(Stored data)

-=-=-=-=-

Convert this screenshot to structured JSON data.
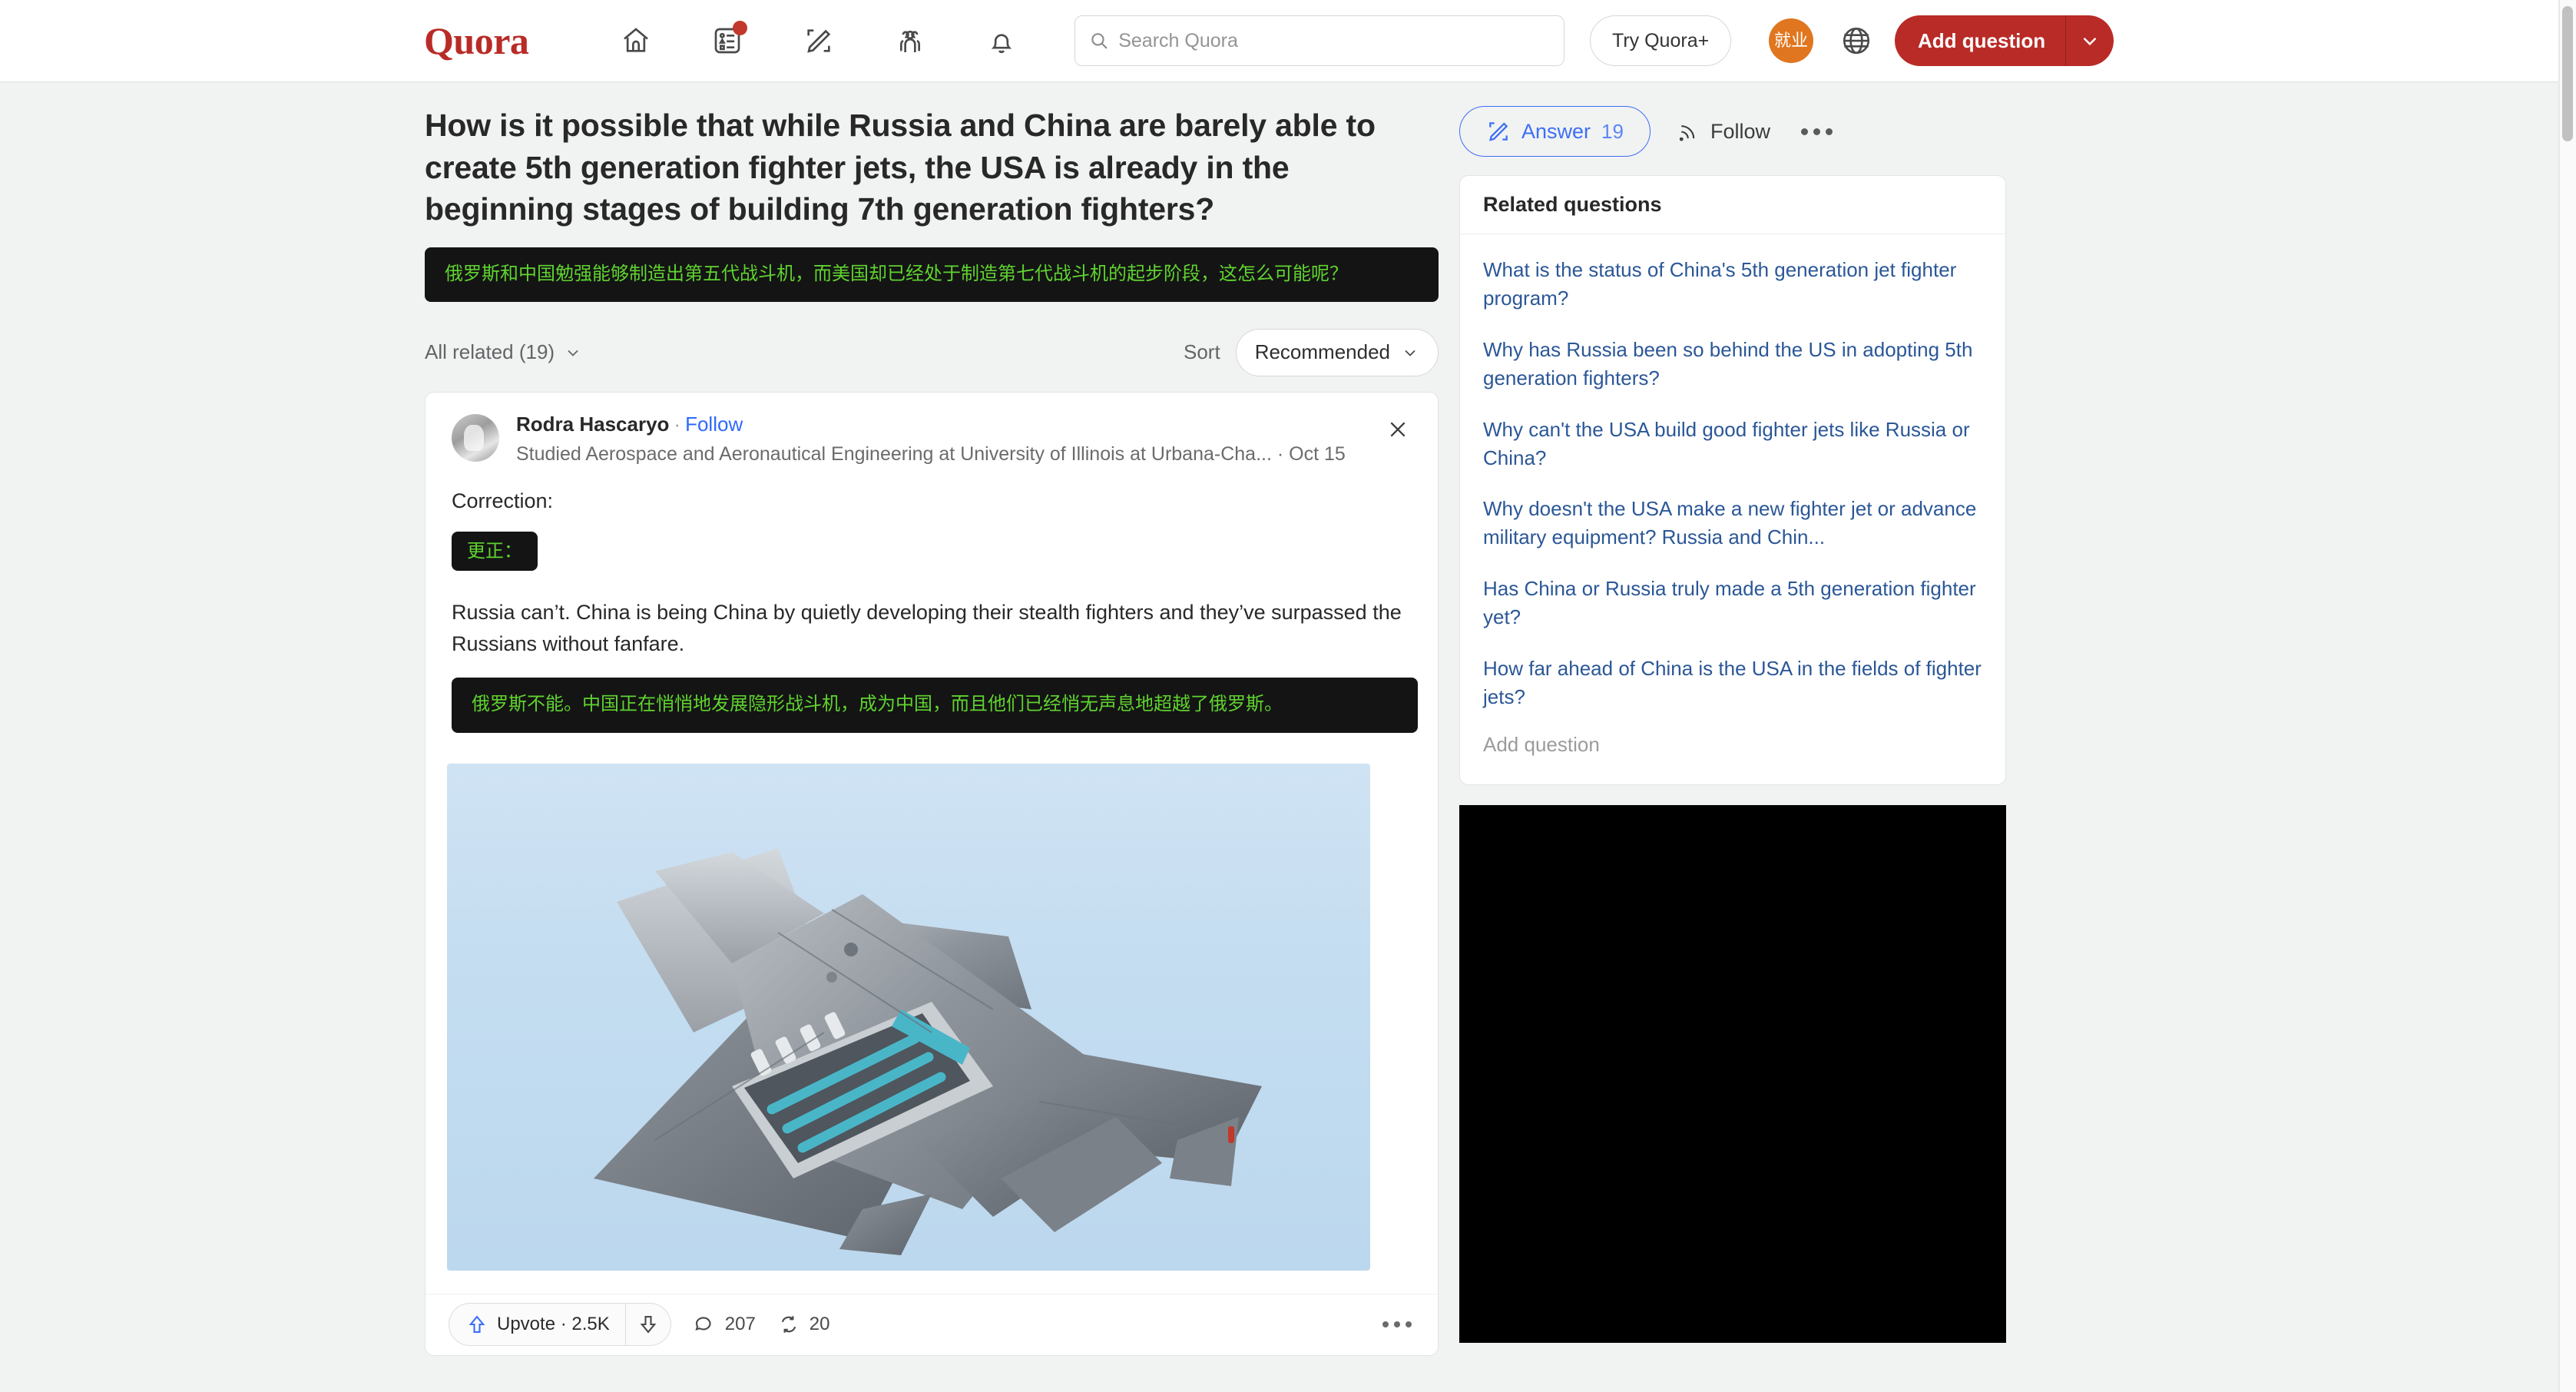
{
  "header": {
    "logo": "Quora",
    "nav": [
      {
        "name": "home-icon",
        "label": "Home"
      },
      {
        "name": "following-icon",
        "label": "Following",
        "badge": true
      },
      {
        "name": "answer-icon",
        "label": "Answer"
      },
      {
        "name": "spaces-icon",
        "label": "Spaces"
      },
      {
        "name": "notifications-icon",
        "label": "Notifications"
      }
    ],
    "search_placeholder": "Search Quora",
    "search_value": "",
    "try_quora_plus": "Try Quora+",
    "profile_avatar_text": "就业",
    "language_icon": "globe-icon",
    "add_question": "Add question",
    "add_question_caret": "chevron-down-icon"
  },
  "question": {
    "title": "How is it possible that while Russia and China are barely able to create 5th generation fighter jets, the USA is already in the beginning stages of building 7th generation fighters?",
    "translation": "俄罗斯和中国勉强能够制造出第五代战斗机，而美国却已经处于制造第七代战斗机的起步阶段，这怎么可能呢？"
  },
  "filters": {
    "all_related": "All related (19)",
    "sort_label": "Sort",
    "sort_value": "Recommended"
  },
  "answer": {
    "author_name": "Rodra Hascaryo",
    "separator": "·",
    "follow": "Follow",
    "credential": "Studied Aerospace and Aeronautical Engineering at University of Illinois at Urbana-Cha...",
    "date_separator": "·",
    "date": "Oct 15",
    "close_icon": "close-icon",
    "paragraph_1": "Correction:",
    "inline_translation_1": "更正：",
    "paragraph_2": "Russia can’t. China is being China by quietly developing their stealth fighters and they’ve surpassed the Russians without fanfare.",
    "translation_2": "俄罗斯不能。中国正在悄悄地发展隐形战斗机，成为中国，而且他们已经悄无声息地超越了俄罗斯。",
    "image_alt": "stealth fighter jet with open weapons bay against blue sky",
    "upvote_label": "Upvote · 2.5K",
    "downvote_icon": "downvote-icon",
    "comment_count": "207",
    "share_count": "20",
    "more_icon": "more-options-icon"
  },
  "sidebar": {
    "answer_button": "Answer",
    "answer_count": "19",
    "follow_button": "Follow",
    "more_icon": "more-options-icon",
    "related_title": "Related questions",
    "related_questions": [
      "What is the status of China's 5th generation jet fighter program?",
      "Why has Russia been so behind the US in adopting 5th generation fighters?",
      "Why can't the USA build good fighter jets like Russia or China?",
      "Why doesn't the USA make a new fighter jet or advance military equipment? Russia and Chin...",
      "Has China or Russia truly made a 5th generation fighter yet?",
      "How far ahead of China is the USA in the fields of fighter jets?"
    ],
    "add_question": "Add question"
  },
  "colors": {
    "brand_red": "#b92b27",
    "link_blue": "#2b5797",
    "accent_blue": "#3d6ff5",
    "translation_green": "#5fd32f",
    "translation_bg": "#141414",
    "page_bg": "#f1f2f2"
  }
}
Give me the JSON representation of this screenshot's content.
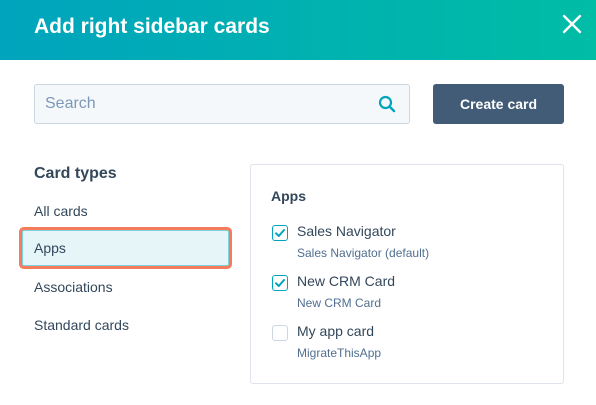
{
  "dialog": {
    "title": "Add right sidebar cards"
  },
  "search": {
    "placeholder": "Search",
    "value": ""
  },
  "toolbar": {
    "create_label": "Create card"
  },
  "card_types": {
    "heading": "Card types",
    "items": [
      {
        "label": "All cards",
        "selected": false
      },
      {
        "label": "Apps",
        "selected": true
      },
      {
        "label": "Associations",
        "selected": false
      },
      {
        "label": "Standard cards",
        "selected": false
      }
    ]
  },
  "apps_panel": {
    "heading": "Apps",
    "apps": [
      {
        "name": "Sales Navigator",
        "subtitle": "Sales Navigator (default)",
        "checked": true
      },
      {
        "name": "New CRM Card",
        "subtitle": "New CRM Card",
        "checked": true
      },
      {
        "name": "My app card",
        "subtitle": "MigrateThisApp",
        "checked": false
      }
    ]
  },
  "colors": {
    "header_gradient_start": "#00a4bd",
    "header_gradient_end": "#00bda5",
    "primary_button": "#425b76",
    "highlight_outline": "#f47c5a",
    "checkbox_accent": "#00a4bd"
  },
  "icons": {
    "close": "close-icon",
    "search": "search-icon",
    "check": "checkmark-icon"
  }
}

-=-=-=-=-

Gather every line from the listing above in which "cards" appears, and copy those lines.

    "title": "Add right sidebar cards"
        "label": "All cards",
        "label": "Standard cards",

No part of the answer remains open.